What to work on – Extract each line of the material that follows exactly and omit its pictures.

+++ Records for this exercise +++

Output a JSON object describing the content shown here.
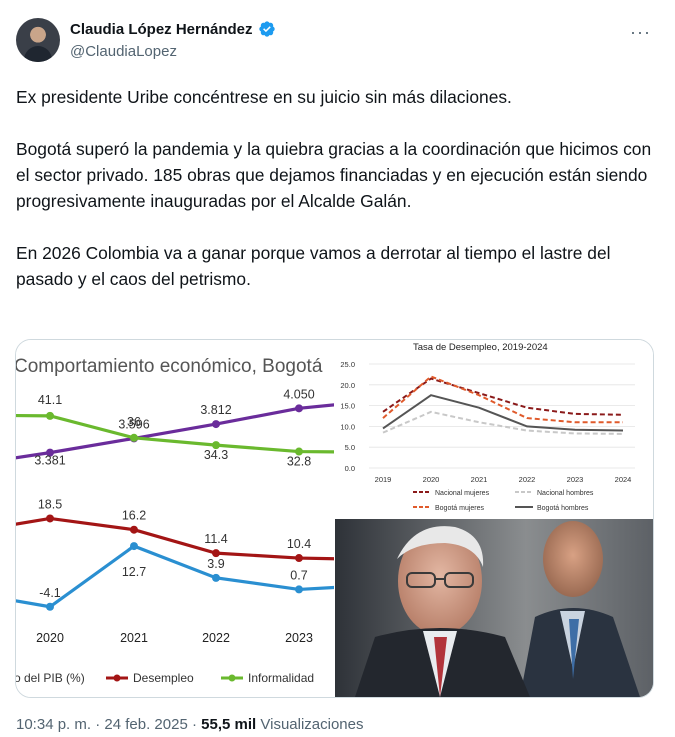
{
  "author": {
    "name": "Claudia López Hernández",
    "handle": "@ClaudiaLopez"
  },
  "tweet": {
    "paragraphs": [
      "Ex presidente Uribe concéntrese en su juicio sin más dilaciones.",
      "Bogotá superó la pandemia y la quiebra gracias a la coordinación que hicimos con el sector privado. 185 obras que dejamos financiadas y en ejecución están siendo progresivamente inauguradas por el Alcalde Galán.",
      "En 2026 Colombia va a ganar porque vamos a derrotar al tiempo el lastre del pasado y el caos del petrismo."
    ]
  },
  "footer": {
    "time": "10:34 p. m.",
    "sep": " · ",
    "date": "24 feb. 2025",
    "sep2": " · ",
    "views": "55,5 mil",
    "views_label": "Visualizaciones"
  },
  "colors": {
    "purple": "#6a2c9b",
    "green": "#6ab92e",
    "red": "#a31515",
    "blue": "#2a8fd1",
    "accent_verified": "#1d9bf0"
  },
  "chart_data": [
    {
      "type": "line",
      "title": "Comportamiento económico, Bogotá",
      "categories": [
        "2020",
        "2021",
        "2022",
        "2023"
      ],
      "series": [
        {
          "name": "",
          "values": [
            3.381,
            3.596,
            3.812,
            4.05
          ],
          "labels": [
            "3.381",
            "3.596",
            "3.812",
            "4.050"
          ],
          "color": "#6a2c9b"
        },
        {
          "name": "Informalidad",
          "values": [
            41.1,
            36,
            34.3,
            32.8
          ],
          "labels": [
            "41.1",
            "36",
            "34.3",
            "32.8"
          ],
          "color": "#6ab92e"
        },
        {
          "name": "Desempleo",
          "values": [
            18.5,
            16.2,
            11.4,
            10.4
          ],
          "labels": [
            "18.5",
            "16.2",
            "11.4",
            "10.4"
          ],
          "color": "#a31515"
        },
        {
          "name": "o del PIB (%)",
          "values": [
            -4.1,
            12.7,
            3.9,
            0.7
          ],
          "labels": [
            "-4.1",
            "12.7",
            "3.9",
            "0.7"
          ],
          "color": "#2a8fd1"
        }
      ],
      "legend": [
        "o del PIB (%)",
        "Desempleo",
        "Informalidad"
      ],
      "legend_position": "bottom"
    },
    {
      "type": "line",
      "title": "Tasa de Desempleo, 2019-2024",
      "x": [
        "2019",
        "2020",
        "2021",
        "2022",
        "2023",
        "2024"
      ],
      "yticks": [
        "0.0",
        "5.0",
        "10.0",
        "15.0",
        "20.0",
        "25.0"
      ],
      "ylim": [
        0,
        25
      ],
      "series": [
        {
          "name": "Nacional mujeres",
          "values": [
            13.5,
            21.5,
            18.0,
            14.5,
            13.0,
            12.8
          ],
          "style": "dashed",
          "color": "#8b1a1a"
        },
        {
          "name": "Nacional hombres",
          "values": [
            8.5,
            13.5,
            11.0,
            9.0,
            8.3,
            8.2
          ],
          "style": "dashed",
          "color": "#c8c8c8"
        },
        {
          "name": "Bogotá mujeres",
          "values": [
            12.0,
            22.0,
            17.5,
            12.0,
            11.0,
            11.0
          ],
          "style": "dashed",
          "color": "#e05a2b"
        },
        {
          "name": "Bogotá hombres",
          "values": [
            9.5,
            17.5,
            14.5,
            10.0,
            9.2,
            9.0
          ],
          "style": "solid",
          "color": "#555555"
        }
      ],
      "legend_position": "bottom"
    }
  ]
}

+++

Written solution –
Output a JSON object describing the content shown here.
{
  "author": {
    "name": "Claudia López Hernández",
    "handle": "@ClaudiaLopez"
  },
  "tweet": {
    "paragraphs": [
      "Ex presidente Uribe concéntrese en su juicio sin más dilaciones.",
      "Bogotá superó la pandemia y la quiebra gracias a la coordinación que hicimos con el sector privado. 185 obras que dejamos financiadas y en ejecución están siendo progresivamente inauguradas por el Alcalde Galán.",
      "En 2026 Colombia va a ganar porque vamos a derrotar al tiempo el lastre del pasado y el caos del petrismo."
    ]
  },
  "footer": {
    "time": "10:34 p. m.",
    "sep": " · ",
    "date": "24 feb. 2025",
    "sep2": " · ",
    "views": "55,5 mil",
    "views_label": "Visualizaciones"
  },
  "colors": {
    "purple": "#6a2c9b",
    "green": "#6ab92e",
    "red": "#a31515",
    "blue": "#2a8fd1",
    "accent_verified": "#1d9bf0"
  },
  "chart_data": [
    {
      "type": "line",
      "title": "Comportamiento económico, Bogotá",
      "categories": [
        "2020",
        "2021",
        "2022",
        "2023"
      ],
      "series": [
        {
          "name": "",
          "values": [
            3.381,
            3.596,
            3.812,
            4.05
          ],
          "labels": [
            "3.381",
            "3.596",
            "3.812",
            "4.050"
          ],
          "color": "#6a2c9b"
        },
        {
          "name": "Informalidad",
          "values": [
            41.1,
            36,
            34.3,
            32.8
          ],
          "labels": [
            "41.1",
            "36",
            "34.3",
            "32.8"
          ],
          "color": "#6ab92e"
        },
        {
          "name": "Desempleo",
          "values": [
            18.5,
            16.2,
            11.4,
            10.4
          ],
          "labels": [
            "18.5",
            "16.2",
            "11.4",
            "10.4"
          ],
          "color": "#a31515"
        },
        {
          "name": "o del PIB (%)",
          "values": [
            -4.1,
            12.7,
            3.9,
            0.7
          ],
          "labels": [
            "-4.1",
            "12.7",
            "3.9",
            "0.7"
          ],
          "color": "#2a8fd1"
        }
      ],
      "legend": [
        "o del PIB (%)",
        "Desempleo",
        "Informalidad"
      ],
      "legend_position": "bottom"
    },
    {
      "type": "line",
      "title": "Tasa de Desempleo, 2019-2024",
      "x": [
        "2019",
        "2020",
        "2021",
        "2022",
        "2023",
        "2024"
      ],
      "yticks": [
        "0.0",
        "5.0",
        "10.0",
        "15.0",
        "20.0",
        "25.0"
      ],
      "ylim": [
        0,
        25
      ],
      "series": [
        {
          "name": "Nacional mujeres",
          "values": [
            13.5,
            21.5,
            18.0,
            14.5,
            13.0,
            12.8
          ],
          "style": "dashed",
          "color": "#8b1a1a"
        },
        {
          "name": "Nacional hombres",
          "values": [
            8.5,
            13.5,
            11.0,
            9.0,
            8.3,
            8.2
          ],
          "style": "dashed",
          "color": "#c8c8c8"
        },
        {
          "name": "Bogotá mujeres",
          "values": [
            12.0,
            22.0,
            17.5,
            12.0,
            11.0,
            11.0
          ],
          "style": "dashed",
          "color": "#e05a2b"
        },
        {
          "name": "Bogotá hombres",
          "values": [
            9.5,
            17.5,
            14.5,
            10.0,
            9.2,
            9.0
          ],
          "style": "solid",
          "color": "#555555"
        }
      ],
      "legend_position": "bottom"
    }
  ]
}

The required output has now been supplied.